Your instructions:
Go through the records and give each one again exactly.

Rows:
=====

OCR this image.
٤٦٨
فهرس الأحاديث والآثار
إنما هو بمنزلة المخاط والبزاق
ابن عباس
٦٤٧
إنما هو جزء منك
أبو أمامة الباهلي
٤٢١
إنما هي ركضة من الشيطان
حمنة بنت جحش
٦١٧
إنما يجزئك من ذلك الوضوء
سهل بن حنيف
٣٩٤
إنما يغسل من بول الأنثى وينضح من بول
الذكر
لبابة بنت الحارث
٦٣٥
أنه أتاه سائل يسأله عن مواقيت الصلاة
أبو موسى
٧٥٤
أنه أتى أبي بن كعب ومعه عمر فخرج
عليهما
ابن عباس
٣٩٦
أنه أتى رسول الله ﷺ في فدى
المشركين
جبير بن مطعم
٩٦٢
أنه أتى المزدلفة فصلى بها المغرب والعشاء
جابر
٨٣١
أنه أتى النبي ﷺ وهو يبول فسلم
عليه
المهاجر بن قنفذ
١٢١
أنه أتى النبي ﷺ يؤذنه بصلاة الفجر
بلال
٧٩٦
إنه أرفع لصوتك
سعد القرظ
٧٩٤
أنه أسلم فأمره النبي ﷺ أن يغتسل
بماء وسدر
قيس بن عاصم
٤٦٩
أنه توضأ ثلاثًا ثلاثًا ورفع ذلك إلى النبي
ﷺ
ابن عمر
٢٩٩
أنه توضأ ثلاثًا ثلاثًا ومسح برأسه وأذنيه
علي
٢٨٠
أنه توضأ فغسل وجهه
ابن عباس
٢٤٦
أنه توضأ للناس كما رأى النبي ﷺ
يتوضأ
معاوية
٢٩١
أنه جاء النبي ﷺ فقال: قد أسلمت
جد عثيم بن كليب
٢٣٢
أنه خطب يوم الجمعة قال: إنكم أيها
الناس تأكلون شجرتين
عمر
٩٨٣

=====

Complete answer:
OCR this image.
٤٦٨
فهرس الأحاديث والآثار
إنما هو بمنزلة المخاط والبزاق
ابن عباس
٦٤٧
إنما هو جزء منك
أبو أمامة الباهلي
٤٢١
إنما هي ركضة من الشيطان
حمنة بنت جحش
٦١٧
إنما يجزئك من ذلك الوضوء
سهل بن حنيف
٣٩٤
إنما يغسل من بول الأنثى وينضح من بول
الذكر
لبابة بنت الحارث
٦٣٥
أنه أتاه سائل يسأله عن مواقيت الصلاة
أبو موسى
٧٥٤
أنه أتى أبي بن كعب ومعه عمر فخرج
عليهما
ابن عباس
٣٩٦
أنه أتى رسول الله ﷺ في فدى
المشركين
جبير بن مطعم
٩٦٢
أنه أتى المزدلفة فصلى بها المغرب والعشاء
جابر
٨٣١
أنه أتى النبي ﷺ وهو يبول فسلم
عليه
المهاجر بن قنفذ
١٢١
أنه أتى النبي ﷺ يؤذنه بصلاة الفجر
بلال
٧٩٦
إنه أرفع لصوتك
سعد القرظ
٧٩٤
أنه أسلم فأمره النبي ﷺ أن يغتسل
بماء وسدر
قيس بن عاصم
٤٦٩
أنه توضأ ثلاثًا ثلاثًا ورفع ذلك إلى النبي
ﷺ
ابن عمر
٢٩٩
أنه توضأ ثلاثًا ثلاثًا ومسح برأسه وأذنيه
علي
٢٨٠
أنه توضأ فغسل وجهه
ابن عباس
٢٤٦
أنه توضأ للناس كما رأى النبي ﷺ
يتوضأ
معاوية
٢٩١
أنه جاء النبي ﷺ فقال: قد أسلمت
جد عثيم بن كليب
٢٣٢
أنه خطب يوم الجمعة قال: إنكم أيها
الناس تأكلون شجرتين
عمر
٩٨٣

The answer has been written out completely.